### Recorded data:

◆ ◆ ◆ ◆

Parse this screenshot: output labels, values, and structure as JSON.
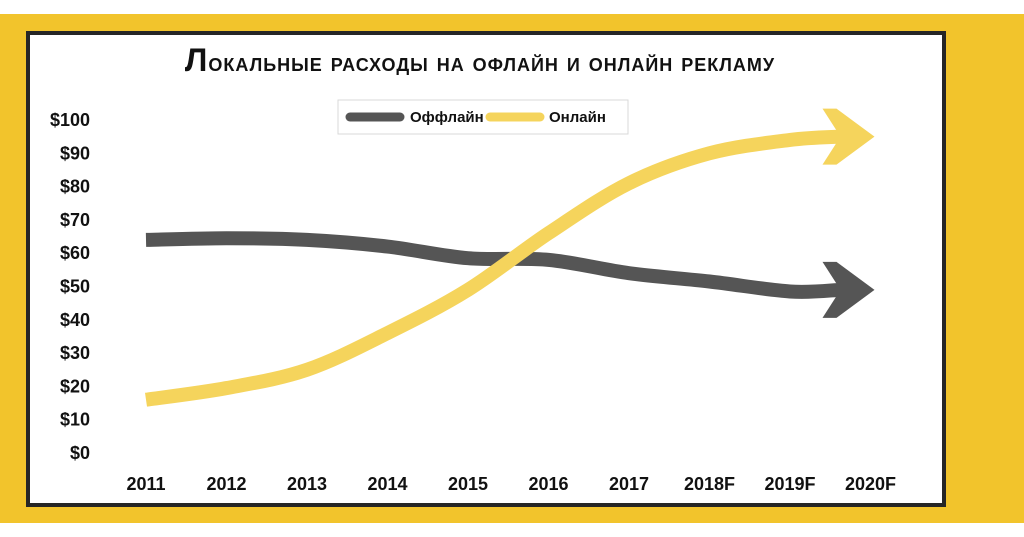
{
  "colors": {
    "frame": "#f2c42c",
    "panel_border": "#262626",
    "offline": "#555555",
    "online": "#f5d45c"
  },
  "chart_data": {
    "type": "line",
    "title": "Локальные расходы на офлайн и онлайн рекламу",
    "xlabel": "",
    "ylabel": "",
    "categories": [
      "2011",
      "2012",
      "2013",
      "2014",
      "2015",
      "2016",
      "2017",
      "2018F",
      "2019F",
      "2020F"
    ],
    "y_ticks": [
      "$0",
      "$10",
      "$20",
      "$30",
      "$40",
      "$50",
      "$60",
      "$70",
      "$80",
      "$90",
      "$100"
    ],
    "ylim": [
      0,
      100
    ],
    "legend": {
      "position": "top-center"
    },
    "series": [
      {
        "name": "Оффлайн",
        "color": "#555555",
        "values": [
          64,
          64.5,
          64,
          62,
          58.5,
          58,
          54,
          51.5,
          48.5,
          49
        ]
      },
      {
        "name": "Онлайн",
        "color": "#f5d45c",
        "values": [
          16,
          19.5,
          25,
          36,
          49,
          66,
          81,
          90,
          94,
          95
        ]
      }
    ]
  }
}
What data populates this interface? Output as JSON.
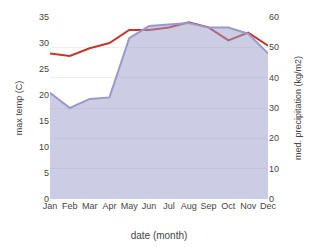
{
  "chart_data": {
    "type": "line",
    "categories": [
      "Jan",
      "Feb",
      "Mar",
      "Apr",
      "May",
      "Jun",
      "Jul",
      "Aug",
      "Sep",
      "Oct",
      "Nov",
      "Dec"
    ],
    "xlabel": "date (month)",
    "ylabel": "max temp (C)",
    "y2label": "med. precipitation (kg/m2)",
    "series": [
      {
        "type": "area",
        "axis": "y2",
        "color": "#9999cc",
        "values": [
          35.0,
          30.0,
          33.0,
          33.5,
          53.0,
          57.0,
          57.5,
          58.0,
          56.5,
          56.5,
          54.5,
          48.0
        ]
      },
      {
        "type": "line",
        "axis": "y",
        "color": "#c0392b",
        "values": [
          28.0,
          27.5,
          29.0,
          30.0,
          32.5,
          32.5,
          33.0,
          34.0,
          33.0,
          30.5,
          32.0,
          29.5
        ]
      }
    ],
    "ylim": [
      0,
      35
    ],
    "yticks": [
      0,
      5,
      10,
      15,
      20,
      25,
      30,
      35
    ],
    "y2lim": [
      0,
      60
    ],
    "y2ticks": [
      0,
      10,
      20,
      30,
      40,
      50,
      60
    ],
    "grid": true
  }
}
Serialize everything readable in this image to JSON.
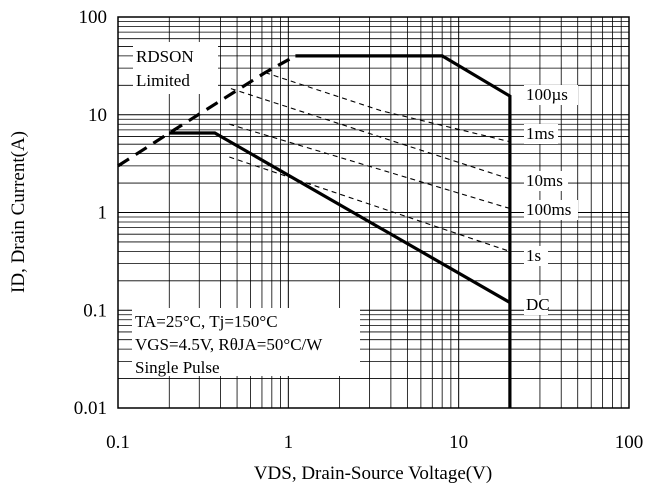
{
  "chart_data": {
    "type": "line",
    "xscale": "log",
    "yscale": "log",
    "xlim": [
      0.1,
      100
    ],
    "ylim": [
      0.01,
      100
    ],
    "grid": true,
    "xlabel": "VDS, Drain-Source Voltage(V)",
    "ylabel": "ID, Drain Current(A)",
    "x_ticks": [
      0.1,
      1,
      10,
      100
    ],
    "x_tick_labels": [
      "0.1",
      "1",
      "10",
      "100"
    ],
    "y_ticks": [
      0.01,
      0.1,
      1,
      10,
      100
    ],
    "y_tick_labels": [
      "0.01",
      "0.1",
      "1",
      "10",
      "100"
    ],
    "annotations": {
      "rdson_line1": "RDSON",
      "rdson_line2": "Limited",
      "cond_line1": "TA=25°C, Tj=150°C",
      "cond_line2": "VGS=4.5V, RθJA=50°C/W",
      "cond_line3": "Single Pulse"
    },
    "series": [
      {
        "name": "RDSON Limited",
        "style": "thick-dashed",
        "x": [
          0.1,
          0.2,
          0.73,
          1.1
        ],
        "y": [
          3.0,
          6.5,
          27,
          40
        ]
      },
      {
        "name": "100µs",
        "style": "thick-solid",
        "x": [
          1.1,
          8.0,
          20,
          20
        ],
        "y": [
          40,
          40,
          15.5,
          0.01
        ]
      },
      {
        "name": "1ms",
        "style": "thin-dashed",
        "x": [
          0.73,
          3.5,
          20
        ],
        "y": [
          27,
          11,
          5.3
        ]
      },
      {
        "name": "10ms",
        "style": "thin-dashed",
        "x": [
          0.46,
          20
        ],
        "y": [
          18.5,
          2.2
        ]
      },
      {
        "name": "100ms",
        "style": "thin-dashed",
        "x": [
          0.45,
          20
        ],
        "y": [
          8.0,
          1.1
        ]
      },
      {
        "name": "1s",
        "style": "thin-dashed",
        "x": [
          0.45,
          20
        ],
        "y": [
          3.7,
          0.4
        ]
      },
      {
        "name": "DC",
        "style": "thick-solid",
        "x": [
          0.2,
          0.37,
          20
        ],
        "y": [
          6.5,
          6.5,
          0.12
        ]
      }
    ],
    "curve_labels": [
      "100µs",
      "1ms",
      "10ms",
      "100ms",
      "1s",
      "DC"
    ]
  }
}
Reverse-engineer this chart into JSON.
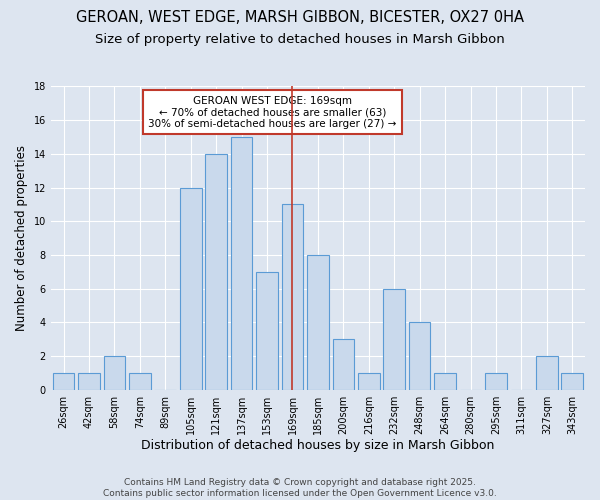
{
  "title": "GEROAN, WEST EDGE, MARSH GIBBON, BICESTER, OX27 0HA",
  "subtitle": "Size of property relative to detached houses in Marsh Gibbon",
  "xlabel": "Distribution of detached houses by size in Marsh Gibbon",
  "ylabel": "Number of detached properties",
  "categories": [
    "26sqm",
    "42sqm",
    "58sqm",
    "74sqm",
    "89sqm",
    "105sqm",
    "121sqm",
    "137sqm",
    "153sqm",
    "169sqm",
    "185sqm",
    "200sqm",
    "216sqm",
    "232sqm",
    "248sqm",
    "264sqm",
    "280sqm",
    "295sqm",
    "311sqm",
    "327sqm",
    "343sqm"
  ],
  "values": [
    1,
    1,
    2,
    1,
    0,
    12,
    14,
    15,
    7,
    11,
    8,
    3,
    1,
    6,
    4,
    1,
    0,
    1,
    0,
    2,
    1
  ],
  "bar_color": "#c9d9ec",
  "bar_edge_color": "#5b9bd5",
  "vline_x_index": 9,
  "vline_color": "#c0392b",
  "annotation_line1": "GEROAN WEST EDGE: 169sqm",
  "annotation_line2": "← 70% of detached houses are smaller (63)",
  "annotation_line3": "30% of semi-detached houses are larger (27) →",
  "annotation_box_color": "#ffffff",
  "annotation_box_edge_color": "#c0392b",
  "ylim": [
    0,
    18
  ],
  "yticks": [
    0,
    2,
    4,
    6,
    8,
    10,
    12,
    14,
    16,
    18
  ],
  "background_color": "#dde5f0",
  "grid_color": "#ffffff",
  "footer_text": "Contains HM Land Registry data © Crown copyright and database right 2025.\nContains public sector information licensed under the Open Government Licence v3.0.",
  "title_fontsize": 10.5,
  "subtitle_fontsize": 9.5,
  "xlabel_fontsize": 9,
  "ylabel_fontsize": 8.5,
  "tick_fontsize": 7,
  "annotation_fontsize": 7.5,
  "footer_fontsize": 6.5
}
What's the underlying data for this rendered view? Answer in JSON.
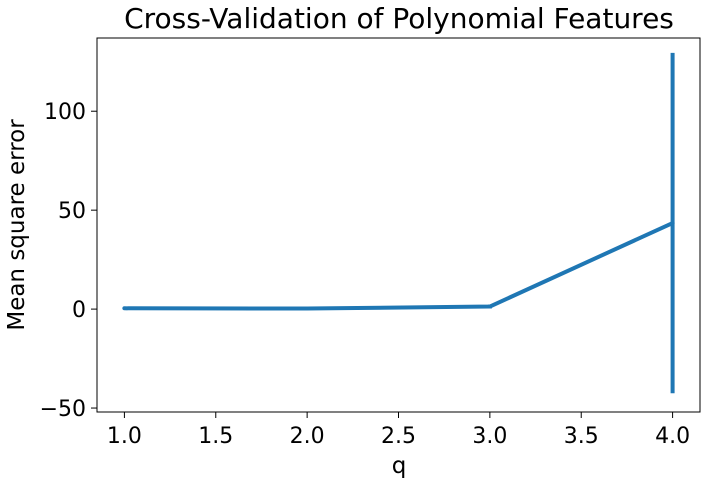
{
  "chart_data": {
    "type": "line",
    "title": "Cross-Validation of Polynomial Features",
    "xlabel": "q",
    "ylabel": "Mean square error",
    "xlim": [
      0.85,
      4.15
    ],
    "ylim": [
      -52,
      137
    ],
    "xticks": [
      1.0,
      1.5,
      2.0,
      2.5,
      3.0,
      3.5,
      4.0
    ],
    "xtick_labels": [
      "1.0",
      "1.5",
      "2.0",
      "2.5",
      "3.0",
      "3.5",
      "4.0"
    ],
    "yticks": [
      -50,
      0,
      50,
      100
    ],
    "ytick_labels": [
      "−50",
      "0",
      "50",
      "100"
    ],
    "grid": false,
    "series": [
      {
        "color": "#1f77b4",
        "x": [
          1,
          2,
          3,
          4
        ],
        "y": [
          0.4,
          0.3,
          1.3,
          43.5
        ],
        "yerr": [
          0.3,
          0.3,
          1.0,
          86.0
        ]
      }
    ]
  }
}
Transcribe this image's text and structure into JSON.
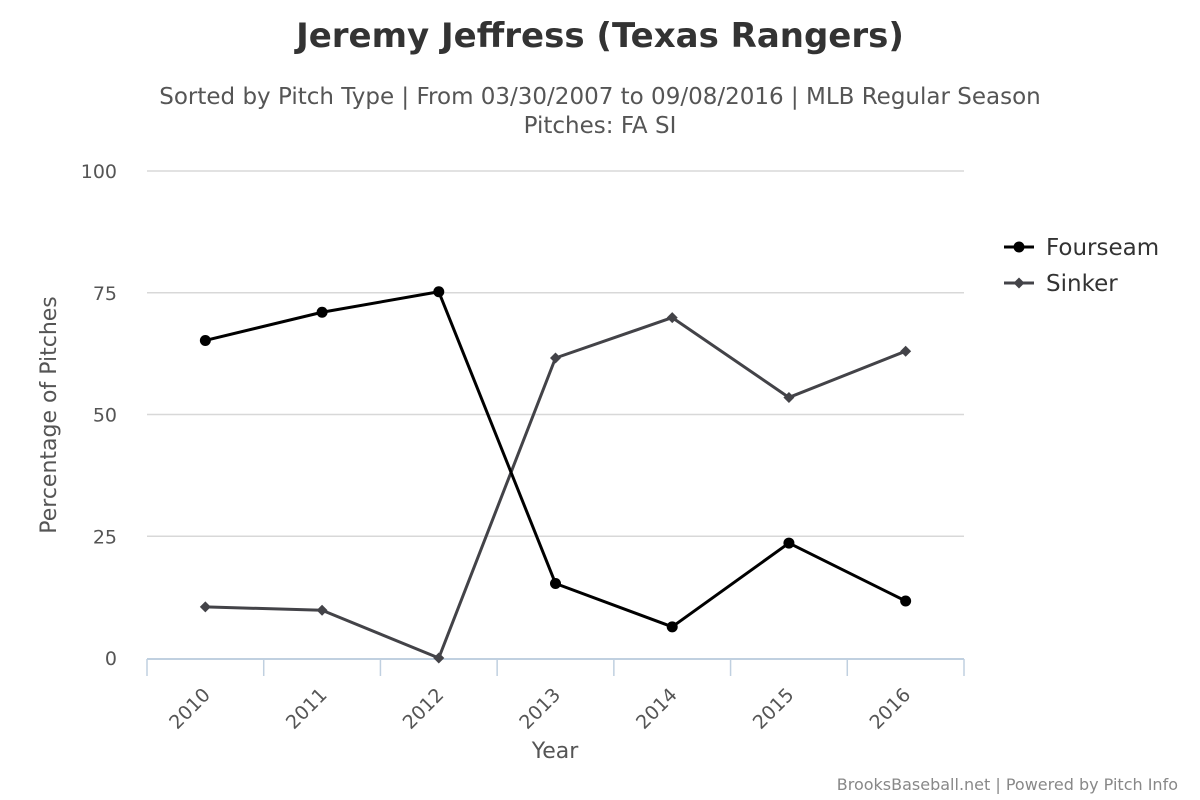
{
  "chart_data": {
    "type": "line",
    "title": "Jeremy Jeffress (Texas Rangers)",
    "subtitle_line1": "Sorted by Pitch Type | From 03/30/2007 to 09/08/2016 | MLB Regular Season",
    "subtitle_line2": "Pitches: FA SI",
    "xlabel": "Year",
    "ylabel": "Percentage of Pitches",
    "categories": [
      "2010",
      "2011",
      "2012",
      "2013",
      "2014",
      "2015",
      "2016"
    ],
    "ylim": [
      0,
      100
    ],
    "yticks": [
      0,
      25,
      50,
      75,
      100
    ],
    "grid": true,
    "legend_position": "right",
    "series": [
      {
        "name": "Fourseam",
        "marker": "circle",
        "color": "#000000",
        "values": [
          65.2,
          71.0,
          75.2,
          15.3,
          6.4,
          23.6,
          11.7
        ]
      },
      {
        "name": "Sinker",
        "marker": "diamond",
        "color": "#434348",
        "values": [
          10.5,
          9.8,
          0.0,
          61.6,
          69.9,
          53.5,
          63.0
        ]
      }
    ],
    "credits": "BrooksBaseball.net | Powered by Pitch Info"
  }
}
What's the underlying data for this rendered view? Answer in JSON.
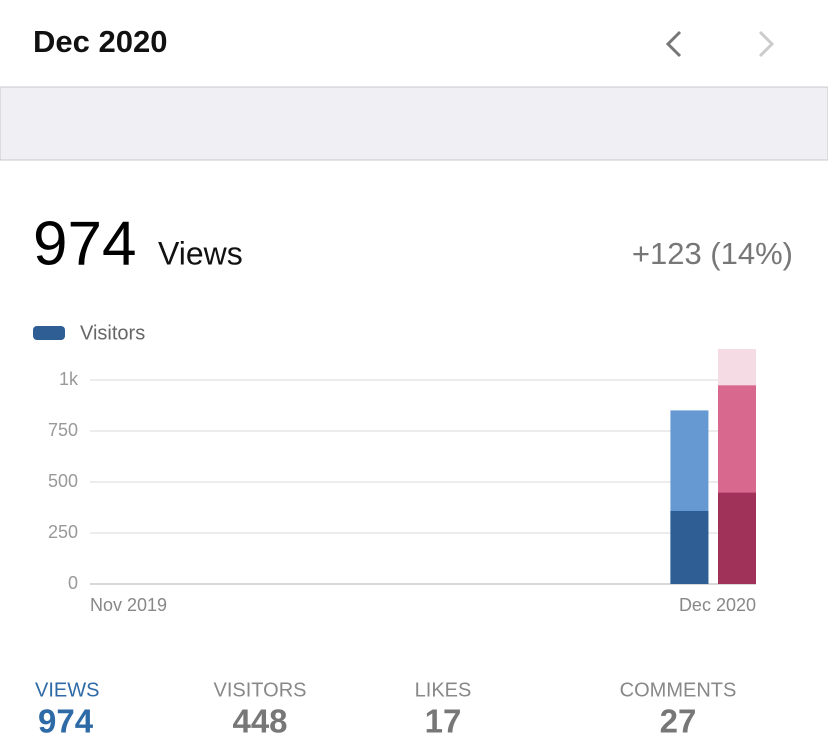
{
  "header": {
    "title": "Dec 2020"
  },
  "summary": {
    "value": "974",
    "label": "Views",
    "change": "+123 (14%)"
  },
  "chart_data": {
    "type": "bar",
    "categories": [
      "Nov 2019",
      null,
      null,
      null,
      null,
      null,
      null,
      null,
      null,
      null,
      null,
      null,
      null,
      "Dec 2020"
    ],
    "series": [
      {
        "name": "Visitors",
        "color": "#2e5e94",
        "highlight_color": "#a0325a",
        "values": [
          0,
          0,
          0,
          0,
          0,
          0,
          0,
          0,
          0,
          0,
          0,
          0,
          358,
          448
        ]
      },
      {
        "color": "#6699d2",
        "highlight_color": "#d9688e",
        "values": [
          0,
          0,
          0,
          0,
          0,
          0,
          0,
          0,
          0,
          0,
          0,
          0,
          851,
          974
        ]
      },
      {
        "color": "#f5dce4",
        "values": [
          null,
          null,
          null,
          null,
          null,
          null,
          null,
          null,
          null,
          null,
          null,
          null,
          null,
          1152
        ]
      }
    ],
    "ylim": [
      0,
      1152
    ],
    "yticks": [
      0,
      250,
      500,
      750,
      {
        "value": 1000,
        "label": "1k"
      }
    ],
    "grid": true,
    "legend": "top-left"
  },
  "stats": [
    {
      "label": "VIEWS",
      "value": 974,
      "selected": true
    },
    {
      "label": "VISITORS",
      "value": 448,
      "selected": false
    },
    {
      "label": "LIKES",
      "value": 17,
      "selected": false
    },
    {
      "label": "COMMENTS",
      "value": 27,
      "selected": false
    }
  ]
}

◆ ◆ ◆ ◆

Find every line holding the word "Drain"; give their count and nothing else.

### Output of the task:
2